Dataset listings of figures
╔══

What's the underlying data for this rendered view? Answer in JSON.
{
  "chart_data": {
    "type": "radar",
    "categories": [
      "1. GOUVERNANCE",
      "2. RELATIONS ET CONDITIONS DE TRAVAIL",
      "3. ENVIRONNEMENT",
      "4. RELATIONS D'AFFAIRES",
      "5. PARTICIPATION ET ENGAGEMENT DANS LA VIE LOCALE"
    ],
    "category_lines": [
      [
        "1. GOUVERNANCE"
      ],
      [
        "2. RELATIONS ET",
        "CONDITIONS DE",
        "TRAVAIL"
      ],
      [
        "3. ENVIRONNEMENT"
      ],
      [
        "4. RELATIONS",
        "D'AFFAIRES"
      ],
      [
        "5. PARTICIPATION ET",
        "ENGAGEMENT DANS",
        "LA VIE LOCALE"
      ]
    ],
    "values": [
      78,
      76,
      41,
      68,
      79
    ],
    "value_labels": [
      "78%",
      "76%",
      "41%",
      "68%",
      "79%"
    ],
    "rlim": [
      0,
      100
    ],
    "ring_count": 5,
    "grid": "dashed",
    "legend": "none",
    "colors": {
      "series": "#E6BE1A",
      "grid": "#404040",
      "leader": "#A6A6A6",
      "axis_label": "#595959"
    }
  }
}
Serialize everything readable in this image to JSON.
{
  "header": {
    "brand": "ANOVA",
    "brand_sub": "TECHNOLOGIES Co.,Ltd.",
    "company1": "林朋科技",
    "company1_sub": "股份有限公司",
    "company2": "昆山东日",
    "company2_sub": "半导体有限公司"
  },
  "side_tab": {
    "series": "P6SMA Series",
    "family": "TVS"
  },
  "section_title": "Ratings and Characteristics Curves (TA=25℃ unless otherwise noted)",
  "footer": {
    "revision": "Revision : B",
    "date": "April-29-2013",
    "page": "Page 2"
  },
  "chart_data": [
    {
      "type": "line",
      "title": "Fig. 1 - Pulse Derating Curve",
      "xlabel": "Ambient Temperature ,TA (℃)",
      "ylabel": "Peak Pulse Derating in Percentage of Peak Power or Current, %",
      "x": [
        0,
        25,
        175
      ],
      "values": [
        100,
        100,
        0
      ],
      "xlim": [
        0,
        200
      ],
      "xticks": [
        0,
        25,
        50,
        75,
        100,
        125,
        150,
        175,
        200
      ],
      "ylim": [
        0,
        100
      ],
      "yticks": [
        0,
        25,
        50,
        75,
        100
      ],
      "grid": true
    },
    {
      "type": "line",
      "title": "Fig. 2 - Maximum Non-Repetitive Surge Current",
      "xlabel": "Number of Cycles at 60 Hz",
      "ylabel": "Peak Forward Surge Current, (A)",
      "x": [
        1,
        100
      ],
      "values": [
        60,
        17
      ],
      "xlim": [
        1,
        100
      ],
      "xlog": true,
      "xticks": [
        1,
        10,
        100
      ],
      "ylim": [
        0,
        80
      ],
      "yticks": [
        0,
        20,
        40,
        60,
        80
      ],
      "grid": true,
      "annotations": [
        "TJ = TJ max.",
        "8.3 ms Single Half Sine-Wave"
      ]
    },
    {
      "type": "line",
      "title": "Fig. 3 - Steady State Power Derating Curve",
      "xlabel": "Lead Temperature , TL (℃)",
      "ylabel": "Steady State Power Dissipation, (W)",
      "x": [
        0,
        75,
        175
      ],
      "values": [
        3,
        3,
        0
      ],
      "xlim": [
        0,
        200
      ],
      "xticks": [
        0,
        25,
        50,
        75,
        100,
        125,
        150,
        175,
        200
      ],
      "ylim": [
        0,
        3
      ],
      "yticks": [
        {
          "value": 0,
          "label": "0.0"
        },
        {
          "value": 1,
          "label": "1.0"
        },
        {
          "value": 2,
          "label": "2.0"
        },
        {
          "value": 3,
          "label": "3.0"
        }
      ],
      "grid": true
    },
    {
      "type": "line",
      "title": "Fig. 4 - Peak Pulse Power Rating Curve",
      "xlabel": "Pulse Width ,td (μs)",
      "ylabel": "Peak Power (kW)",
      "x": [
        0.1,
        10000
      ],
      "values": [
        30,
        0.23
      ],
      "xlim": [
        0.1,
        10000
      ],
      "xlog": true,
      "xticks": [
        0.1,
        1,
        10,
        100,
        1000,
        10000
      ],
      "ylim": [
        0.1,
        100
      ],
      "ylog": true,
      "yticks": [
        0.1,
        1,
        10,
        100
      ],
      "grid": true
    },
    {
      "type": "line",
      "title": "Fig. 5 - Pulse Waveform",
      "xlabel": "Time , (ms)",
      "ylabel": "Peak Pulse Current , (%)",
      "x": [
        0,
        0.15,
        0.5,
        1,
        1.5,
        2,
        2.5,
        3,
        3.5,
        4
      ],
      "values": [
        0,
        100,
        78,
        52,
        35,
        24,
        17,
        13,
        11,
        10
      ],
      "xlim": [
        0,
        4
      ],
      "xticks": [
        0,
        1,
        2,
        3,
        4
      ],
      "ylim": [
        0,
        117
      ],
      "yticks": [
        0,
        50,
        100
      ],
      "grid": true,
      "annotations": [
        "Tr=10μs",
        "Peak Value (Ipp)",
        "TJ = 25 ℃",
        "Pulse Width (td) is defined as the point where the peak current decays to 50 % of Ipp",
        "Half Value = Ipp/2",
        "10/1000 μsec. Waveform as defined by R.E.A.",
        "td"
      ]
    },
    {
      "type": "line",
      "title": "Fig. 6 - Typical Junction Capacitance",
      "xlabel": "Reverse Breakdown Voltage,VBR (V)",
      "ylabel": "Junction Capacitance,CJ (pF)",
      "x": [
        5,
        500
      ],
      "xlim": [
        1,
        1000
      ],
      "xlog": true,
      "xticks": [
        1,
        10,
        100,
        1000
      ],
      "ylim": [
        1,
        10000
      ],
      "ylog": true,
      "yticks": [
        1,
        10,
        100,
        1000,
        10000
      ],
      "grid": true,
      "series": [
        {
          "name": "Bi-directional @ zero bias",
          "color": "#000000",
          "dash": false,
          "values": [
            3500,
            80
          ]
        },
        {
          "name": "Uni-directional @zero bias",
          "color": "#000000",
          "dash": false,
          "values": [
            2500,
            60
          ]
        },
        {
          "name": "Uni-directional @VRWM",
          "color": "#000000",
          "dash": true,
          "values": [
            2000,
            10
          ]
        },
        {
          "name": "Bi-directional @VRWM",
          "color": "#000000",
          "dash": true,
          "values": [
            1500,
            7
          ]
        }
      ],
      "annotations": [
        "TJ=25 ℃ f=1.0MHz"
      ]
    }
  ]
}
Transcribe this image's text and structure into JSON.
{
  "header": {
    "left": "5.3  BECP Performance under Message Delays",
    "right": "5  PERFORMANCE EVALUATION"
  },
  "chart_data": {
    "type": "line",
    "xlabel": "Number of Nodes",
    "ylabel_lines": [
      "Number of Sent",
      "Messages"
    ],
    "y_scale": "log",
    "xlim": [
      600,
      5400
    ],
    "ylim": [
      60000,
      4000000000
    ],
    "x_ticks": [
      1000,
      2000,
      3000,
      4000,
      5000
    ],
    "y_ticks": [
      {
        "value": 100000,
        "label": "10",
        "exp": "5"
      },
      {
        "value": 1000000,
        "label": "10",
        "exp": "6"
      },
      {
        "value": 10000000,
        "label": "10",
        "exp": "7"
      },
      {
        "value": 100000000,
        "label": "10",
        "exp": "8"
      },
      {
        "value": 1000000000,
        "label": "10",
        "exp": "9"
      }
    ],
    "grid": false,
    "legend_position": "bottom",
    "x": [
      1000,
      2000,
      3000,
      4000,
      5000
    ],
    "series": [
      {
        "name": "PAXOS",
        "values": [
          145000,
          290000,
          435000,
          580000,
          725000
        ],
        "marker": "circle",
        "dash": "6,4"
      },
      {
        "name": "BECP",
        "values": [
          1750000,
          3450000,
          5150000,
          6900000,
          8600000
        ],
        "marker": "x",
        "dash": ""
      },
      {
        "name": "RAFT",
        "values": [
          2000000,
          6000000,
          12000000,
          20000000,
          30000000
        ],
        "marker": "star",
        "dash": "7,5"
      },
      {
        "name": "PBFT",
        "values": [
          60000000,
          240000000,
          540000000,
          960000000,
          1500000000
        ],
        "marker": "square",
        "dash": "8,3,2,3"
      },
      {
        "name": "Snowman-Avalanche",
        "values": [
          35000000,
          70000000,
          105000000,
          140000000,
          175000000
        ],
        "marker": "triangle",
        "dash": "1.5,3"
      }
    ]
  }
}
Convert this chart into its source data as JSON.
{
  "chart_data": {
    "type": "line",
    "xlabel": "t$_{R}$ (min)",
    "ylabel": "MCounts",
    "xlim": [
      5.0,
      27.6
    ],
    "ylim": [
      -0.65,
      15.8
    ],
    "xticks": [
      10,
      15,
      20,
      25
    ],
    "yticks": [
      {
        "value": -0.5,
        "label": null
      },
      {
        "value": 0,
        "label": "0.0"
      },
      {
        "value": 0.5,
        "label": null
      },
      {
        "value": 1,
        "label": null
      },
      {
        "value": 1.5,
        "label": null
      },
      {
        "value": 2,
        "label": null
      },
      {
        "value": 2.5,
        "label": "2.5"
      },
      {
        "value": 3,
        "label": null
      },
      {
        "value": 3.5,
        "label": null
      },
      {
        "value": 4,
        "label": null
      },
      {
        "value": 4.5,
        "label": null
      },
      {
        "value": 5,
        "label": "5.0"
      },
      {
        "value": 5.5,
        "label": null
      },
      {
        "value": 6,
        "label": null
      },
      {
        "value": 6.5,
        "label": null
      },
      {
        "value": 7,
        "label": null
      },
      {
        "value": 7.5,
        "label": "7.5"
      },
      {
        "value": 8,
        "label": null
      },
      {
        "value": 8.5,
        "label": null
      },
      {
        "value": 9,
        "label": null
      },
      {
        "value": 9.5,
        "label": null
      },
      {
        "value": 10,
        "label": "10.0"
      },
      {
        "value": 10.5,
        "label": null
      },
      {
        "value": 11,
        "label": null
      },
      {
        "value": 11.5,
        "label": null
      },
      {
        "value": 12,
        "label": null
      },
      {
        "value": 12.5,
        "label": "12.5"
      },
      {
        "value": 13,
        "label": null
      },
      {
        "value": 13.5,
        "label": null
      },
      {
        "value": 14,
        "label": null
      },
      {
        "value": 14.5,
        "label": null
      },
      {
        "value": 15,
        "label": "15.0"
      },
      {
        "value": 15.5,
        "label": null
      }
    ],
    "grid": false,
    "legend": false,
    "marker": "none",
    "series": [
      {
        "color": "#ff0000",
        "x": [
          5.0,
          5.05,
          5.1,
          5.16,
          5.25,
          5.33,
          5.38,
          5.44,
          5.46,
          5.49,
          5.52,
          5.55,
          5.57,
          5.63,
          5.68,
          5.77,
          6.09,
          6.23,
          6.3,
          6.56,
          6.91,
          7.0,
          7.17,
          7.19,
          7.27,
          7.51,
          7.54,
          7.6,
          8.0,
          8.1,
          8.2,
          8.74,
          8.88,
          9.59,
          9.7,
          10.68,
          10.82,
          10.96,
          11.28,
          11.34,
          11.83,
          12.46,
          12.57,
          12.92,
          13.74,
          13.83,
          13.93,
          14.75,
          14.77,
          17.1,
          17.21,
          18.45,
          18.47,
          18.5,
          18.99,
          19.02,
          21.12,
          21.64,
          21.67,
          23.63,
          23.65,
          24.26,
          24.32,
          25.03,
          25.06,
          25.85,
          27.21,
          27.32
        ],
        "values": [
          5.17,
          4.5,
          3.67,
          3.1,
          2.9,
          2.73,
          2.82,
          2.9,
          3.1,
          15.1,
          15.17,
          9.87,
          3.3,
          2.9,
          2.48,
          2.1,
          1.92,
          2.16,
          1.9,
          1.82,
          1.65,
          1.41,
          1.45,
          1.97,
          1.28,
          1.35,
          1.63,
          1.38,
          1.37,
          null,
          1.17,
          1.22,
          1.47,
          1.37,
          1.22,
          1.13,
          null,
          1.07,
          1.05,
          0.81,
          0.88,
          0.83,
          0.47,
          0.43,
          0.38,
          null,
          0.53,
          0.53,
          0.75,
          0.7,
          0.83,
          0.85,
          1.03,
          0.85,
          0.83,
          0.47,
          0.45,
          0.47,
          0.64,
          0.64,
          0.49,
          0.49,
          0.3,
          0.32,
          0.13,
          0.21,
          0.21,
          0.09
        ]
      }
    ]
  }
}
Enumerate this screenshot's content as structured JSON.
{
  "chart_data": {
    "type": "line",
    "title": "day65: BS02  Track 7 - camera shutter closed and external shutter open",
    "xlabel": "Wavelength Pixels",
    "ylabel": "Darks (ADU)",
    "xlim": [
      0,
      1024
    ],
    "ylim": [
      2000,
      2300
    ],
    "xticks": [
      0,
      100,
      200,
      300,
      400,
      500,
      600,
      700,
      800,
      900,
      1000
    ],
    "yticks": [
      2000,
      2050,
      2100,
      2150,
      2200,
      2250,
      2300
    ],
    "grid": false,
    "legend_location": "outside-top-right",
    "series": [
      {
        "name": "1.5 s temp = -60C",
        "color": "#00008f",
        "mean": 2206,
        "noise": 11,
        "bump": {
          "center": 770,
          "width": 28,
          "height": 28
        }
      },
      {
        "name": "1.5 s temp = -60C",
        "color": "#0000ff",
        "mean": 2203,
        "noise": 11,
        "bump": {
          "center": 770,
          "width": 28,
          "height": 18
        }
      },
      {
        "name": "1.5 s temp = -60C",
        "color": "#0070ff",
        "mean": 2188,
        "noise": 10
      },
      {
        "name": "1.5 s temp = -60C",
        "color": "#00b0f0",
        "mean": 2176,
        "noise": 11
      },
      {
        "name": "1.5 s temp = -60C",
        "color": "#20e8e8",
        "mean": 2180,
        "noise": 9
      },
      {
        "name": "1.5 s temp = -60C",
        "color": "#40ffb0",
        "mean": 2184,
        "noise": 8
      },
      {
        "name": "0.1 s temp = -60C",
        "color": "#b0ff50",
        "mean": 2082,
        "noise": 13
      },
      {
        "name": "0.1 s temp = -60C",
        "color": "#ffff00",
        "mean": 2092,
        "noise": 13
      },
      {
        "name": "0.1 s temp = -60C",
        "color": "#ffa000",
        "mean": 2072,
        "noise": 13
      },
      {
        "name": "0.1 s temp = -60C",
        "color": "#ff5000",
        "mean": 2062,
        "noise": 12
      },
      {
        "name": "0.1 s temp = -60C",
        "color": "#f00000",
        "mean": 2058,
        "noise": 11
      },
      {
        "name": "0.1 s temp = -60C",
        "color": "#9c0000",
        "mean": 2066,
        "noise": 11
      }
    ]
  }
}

╚══

Copy each line above that contains the word "Half".

        "8.3 ms Single Half Sine-Wave"
        "Half Value = Ipp/2",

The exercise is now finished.